# [Exercise prompt]
Counting only lines that hold "text", give the total and nothing more.

## Begin Listed entries

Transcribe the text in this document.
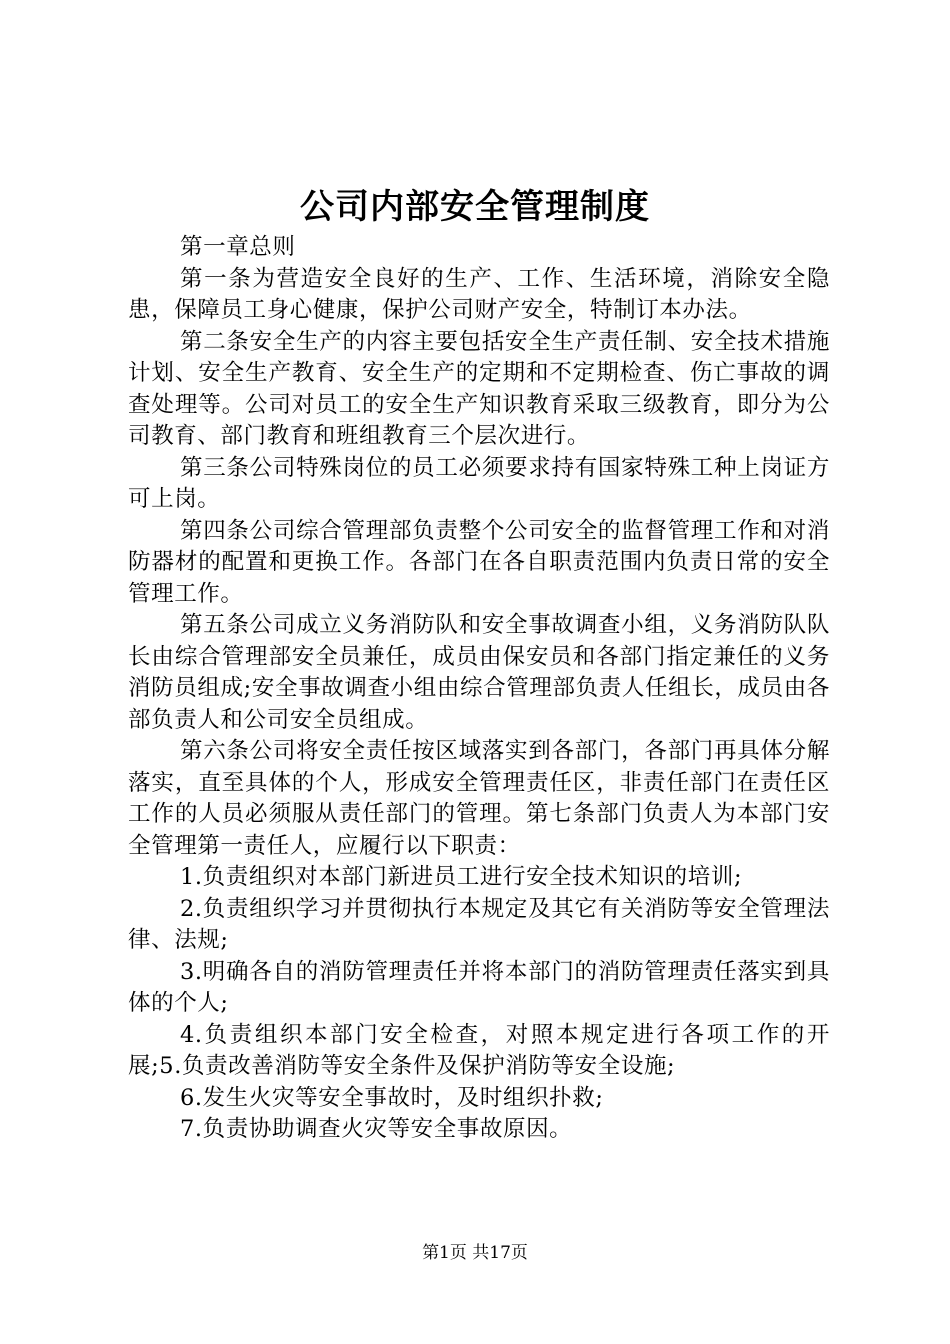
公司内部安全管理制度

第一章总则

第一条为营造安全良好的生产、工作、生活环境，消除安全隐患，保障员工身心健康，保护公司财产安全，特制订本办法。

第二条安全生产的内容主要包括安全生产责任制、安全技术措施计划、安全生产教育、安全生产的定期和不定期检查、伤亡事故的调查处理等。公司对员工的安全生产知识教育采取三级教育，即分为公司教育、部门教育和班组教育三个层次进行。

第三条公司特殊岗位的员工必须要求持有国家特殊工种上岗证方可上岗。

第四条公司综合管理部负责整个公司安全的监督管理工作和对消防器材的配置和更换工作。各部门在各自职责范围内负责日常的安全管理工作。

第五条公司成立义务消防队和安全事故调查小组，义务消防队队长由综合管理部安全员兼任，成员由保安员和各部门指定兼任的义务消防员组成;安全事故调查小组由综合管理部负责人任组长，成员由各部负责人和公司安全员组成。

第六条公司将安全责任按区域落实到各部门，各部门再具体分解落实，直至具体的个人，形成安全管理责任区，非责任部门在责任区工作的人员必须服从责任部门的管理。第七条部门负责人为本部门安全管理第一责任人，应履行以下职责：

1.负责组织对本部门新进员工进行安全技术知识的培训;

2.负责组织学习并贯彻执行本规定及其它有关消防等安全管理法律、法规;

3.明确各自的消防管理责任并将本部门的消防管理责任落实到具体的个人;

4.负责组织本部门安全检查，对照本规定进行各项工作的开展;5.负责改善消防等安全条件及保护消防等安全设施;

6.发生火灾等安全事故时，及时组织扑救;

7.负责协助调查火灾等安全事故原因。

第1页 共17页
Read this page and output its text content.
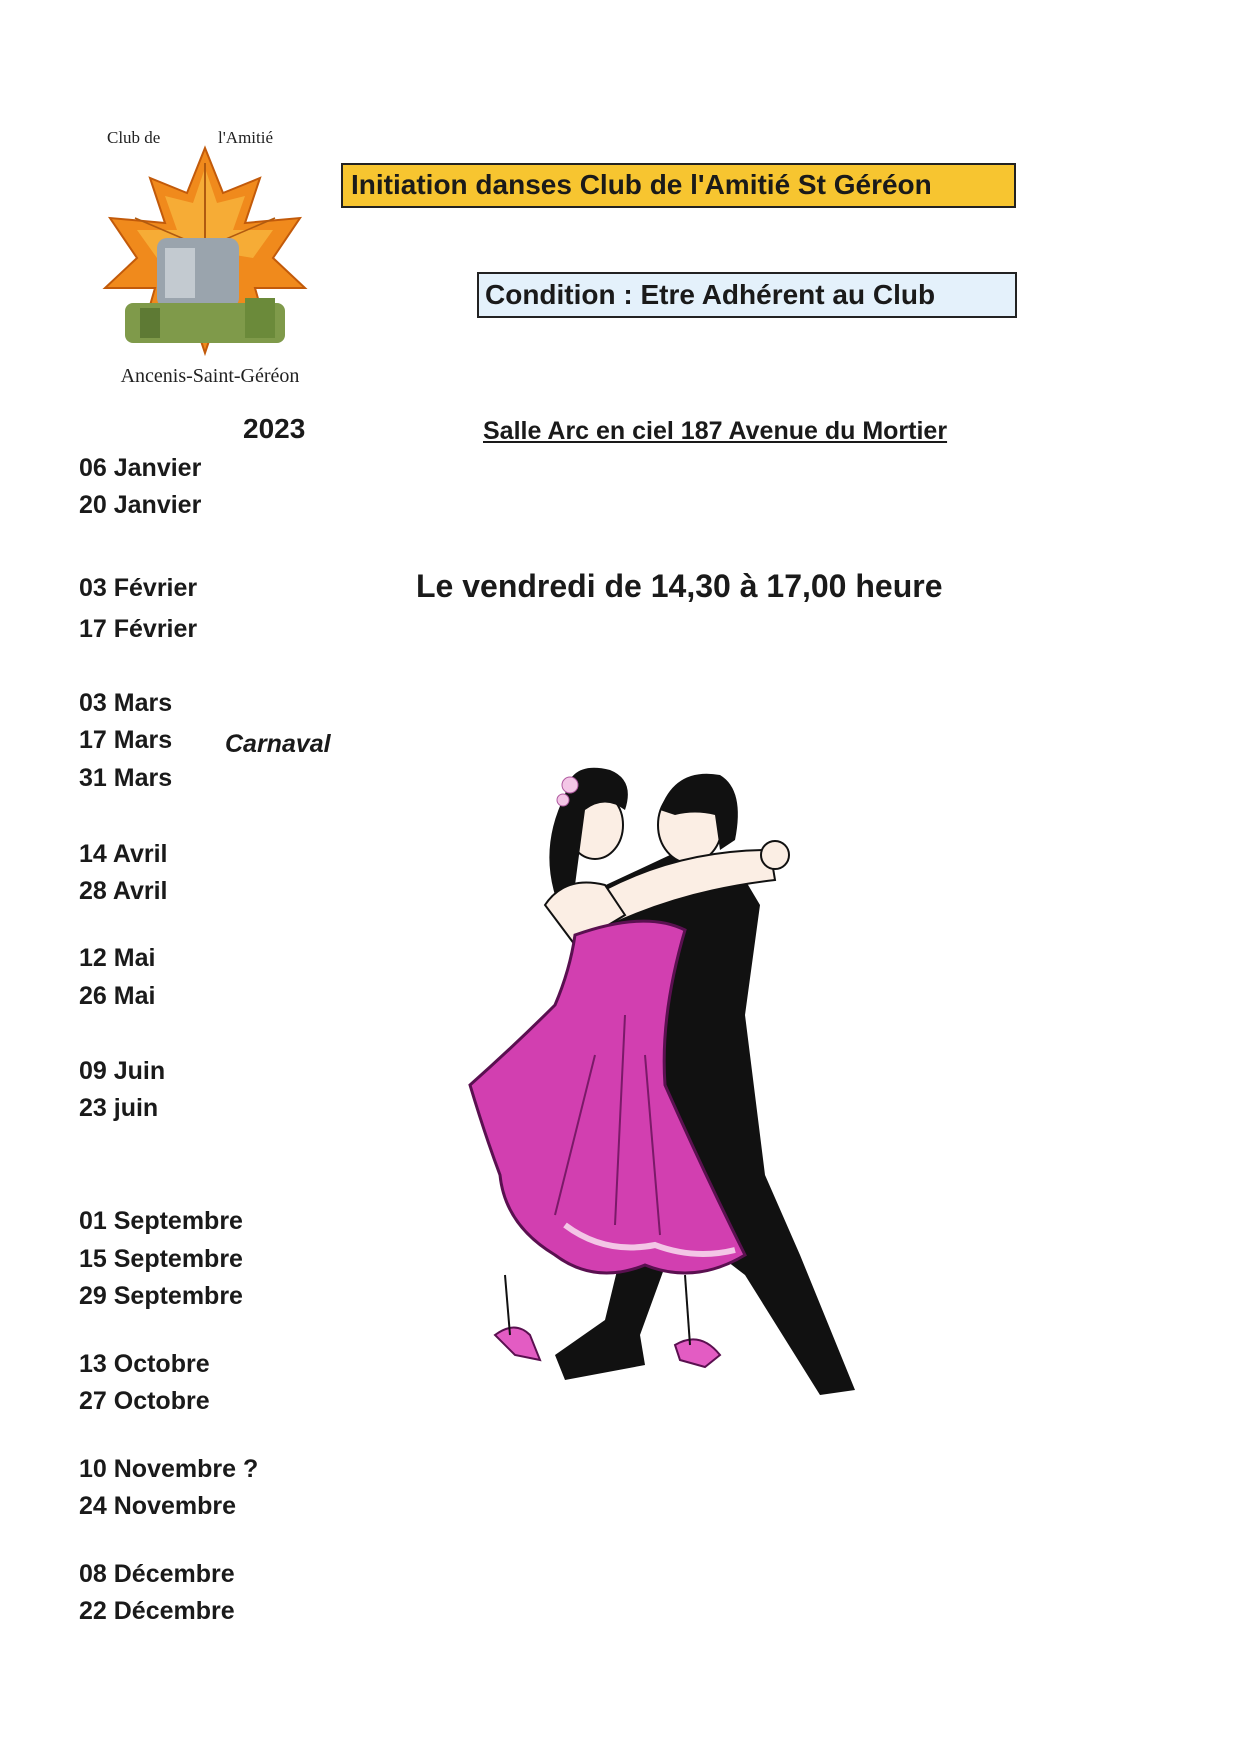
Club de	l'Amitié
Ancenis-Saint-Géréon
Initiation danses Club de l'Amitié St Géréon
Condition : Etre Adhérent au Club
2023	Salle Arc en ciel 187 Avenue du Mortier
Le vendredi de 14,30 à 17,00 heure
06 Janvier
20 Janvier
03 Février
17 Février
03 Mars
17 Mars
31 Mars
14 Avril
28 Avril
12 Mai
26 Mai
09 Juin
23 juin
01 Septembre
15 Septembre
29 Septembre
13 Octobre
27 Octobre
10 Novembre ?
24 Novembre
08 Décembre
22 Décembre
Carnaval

## End Listed entries
## Begin Listed entries

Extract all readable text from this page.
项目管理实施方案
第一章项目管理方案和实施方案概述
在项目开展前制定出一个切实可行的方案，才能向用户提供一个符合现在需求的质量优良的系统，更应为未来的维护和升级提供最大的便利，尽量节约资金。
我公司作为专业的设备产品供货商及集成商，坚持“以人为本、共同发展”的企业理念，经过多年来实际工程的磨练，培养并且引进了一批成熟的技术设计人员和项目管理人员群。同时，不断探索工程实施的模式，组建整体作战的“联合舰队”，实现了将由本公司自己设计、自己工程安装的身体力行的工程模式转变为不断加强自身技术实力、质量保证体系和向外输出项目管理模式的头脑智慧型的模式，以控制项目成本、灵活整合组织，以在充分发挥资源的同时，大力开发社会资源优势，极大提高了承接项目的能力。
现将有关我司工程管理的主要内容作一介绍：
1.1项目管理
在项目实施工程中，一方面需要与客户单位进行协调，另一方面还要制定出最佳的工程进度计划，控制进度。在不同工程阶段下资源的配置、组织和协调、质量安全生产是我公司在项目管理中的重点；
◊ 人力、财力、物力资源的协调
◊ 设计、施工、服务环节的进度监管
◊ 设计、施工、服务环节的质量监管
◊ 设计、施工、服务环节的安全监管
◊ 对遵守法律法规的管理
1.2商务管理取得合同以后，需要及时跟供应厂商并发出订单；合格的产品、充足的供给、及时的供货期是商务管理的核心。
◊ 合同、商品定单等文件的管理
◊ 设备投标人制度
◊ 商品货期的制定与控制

## End Listed entries

# [Solution for this exercise]
3